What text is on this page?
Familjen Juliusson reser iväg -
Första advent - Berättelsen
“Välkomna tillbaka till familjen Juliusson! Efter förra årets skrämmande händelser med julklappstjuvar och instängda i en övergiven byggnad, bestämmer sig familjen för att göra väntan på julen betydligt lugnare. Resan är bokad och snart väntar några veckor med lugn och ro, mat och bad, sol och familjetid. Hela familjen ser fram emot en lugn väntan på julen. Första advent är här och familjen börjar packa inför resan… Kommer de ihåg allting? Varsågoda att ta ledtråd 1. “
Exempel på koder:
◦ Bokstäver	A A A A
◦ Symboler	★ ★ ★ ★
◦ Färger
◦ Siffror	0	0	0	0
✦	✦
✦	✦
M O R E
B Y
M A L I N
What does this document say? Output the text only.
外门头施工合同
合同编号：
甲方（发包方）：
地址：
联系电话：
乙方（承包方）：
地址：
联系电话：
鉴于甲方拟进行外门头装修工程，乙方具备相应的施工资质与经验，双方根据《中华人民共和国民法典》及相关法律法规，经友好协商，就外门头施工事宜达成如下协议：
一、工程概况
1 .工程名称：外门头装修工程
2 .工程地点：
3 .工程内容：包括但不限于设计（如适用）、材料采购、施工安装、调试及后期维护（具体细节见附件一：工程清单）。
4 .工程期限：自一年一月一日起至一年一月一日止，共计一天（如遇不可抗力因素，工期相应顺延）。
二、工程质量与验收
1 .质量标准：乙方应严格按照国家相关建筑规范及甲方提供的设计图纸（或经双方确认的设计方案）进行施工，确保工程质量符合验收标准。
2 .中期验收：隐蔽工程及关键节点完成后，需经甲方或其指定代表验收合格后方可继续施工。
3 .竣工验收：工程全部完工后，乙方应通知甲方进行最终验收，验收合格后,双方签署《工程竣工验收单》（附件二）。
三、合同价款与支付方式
====
== The exercise ==
Using the exact wording, write out all of the records.

== Full response ==
What text is on this page?
Familjen Juliusson reser iväg -
Första advent - Berättelsen
“Välkomna tillbaka till familjen Juliusson! Efter förra årets skrämmande händelser med julklappstjuvar och instängda i en övergiven byggnad, bestämmer sig familjen för att göra väntan på julen betydligt lugnare. Resan är bokad och snart väntar några veckor med lugn och ro, mat och bad, sol och familjetid. Hela familjen ser fram emot en lugn väntan på julen. Första advent är här och familjen börjar packa inför resan… Kommer de ihåg allting? Varsågoda att ta ledtråd 1. “
Exempel på koder:
◦ Bokstäver	A A A A
◦ Symboler	★ ★ ★ ★
◦ Färger
◦ Siffror	0	0	0	0
✦	✦
✦	✦
M O R E
B Y
M A L I N
What does this document say? Output the text only.
外门头施工合同
合同编号：
甲方（发包方）：
地址：
联系电话：
乙方（承包方）：
地址：
联系电话：
鉴于甲方拟进行外门头装修工程，乙方具备相应的施工资质与经验，双方根据《中华人民共和国民法典》及相关法律法规，经友好协商，就外门头施工事宜达成如下协议：
一、工程概况
1 .工程名称：外门头装修工程
2 .工程地点：
3 .工程内容：包括但不限于设计（如适用）、材料采购、施工安装、调试及后期维护（具体细节见附件一：工程清单）。
4 .工程期限：自一年一月一日起至一年一月一日止，共计一天（如遇不可抗力因素，工期相应顺延）。
二、工程质量与验收
1 .质量标准：乙方应严格按照国家相关建筑规范及甲方提供的设计图纸（或经双方确认的设计方案）进行施工，确保工程质量符合验收标准。
2 .中期验收：隐蔽工程及关键节点完成后，需经甲方或其指定代表验收合格后方可继续施工。
3 .竣工验收：工程全部完工后，乙方应通知甲方进行最终验收，验收合格后,双方签署《工程竣工验收单》（附件二）。
三、合同价款与支付方式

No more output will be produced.